Print every entry word for word, but omit the pictures.

The input:
begin

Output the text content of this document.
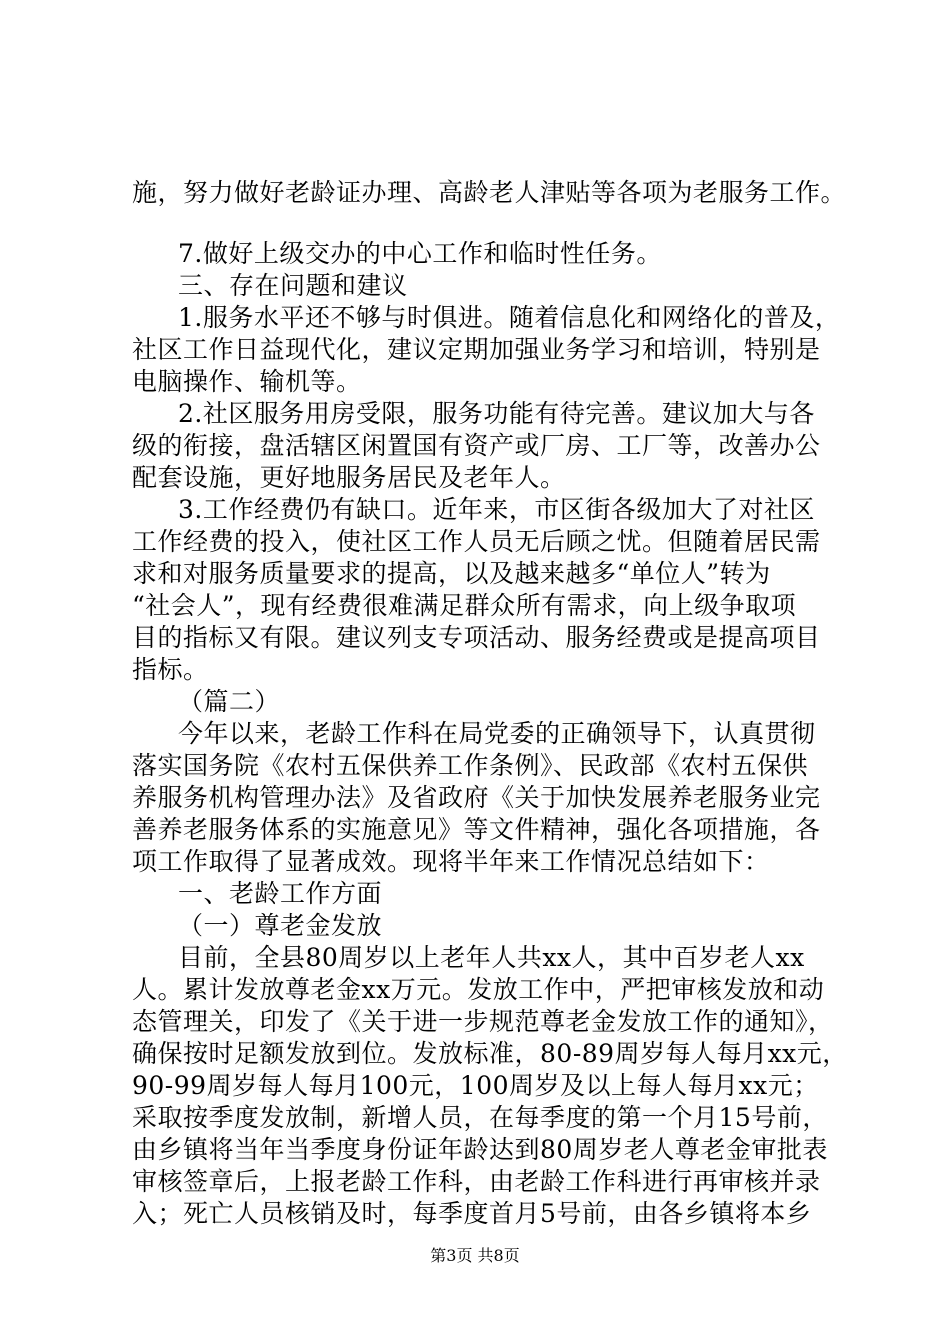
施，努力做好老龄证办理、高龄老人津贴等各项为老服务工作。
7.做好上级交办的中心工作和临时性任务。
三、存在问题和建议
1.服务水平还不够与时俱进。随着信息化和网络化的普及，
社区工作日益现代化，建议定期加强业务学习和培训，特别是
电脑操作、输机等。
2.社区服务用房受限，服务功能有待完善。建议加大与各
级的衔接，盘活辖区闲置国有资产或厂房、工厂等，改善办公
配套设施，更好地服务居民及老年人。
3.工作经费仍有缺口。近年来，市区街各级加大了对社区
工作经费的投入，使社区工作人员无后顾之忧。但随着居民需
求和对服务质量要求的提高，以及越来越多“单位人”转为
“社会人”，现有经费很难满足群众所有需求，向上级争取项
目的指标又有限。建议列支专项活动、服务经费或是提高项目
指标。
（篇二）
今年以来，老龄工作科在局党委的正确领导下，认真贯彻
落实国务院《农村五保供养工作条例》、民政部《农村五保供
养服务机构管理办法》及省政府《关于加快发展养老服务业完
善养老服务体系的实施意见》等文件精神，强化各项措施，各
项工作取得了显著成效。现将半年来工作情况总结如下：
一、老龄工作方面
（一）尊老金发放
目前，全县80周岁以上老年人共xx人，其中百岁老人xx
人。累计发放尊老金xx万元。发放工作中，严把审核发放和动
态管理关，印发了《关于进一步规范尊老金发放工作的通知》，
确保按时足额发放到位。发放标准，80-89周岁每人每月xx元，
90-99周岁每人每月100元，100周岁及以上每人每月xx元；
采取按季度发放制，新增人员，在每季度的第一个月15号前，
由乡镇将当年当季度身份证年龄达到80周岁老人尊老金审批表
审核签章后，上报老龄工作科，由老龄工作科进行再审核并录
入；死亡人员核销及时，每季度首月5号前，由各乡镇将本乡
第3页 共8页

end

Final answer:
Output the text content of this document.
施，努力做好老龄证办理、高龄老人津贴等各项为老服务工作。
7.做好上级交办的中心工作和临时性任务。
三、存在问题和建议
1.服务水平还不够与时俱进。随着信息化和网络化的普及，
社区工作日益现代化，建议定期加强业务学习和培训，特别是
电脑操作、输机等。
2.社区服务用房受限，服务功能有待完善。建议加大与各
级的衔接，盘活辖区闲置国有资产或厂房、工厂等，改善办公
配套设施，更好地服务居民及老年人。
3.工作经费仍有缺口。近年来，市区街各级加大了对社区
工作经费的投入，使社区工作人员无后顾之忧。但随着居民需
求和对服务质量要求的提高，以及越来越多“单位人”转为
“社会人”，现有经费很难满足群众所有需求，向上级争取项
目的指标又有限。建议列支专项活动、服务经费或是提高项目
指标。
（篇二）
今年以来，老龄工作科在局党委的正确领导下，认真贯彻
落实国务院《农村五保供养工作条例》、民政部《农村五保供
养服务机构管理办法》及省政府《关于加快发展养老服务业完
善养老服务体系的实施意见》等文件精神，强化各项措施，各
项工作取得了显著成效。现将半年来工作情况总结如下：
一、老龄工作方面
（一）尊老金发放
目前，全县80周岁以上老年人共xx人，其中百岁老人xx
人。累计发放尊老金xx万元。发放工作中，严把审核发放和动
态管理关，印发了《关于进一步规范尊老金发放工作的通知》，
确保按时足额发放到位。发放标准，80-89周岁每人每月xx元，
90-99周岁每人每月100元，100周岁及以上每人每月xx元；
采取按季度发放制，新增人员，在每季度的第一个月15号前，
由乡镇将当年当季度身份证年龄达到80周岁老人尊老金审批表
审核签章后，上报老龄工作科，由老龄工作科进行再审核并录
入；死亡人员核销及时，每季度首月5号前，由各乡镇将本乡
第3页 共8页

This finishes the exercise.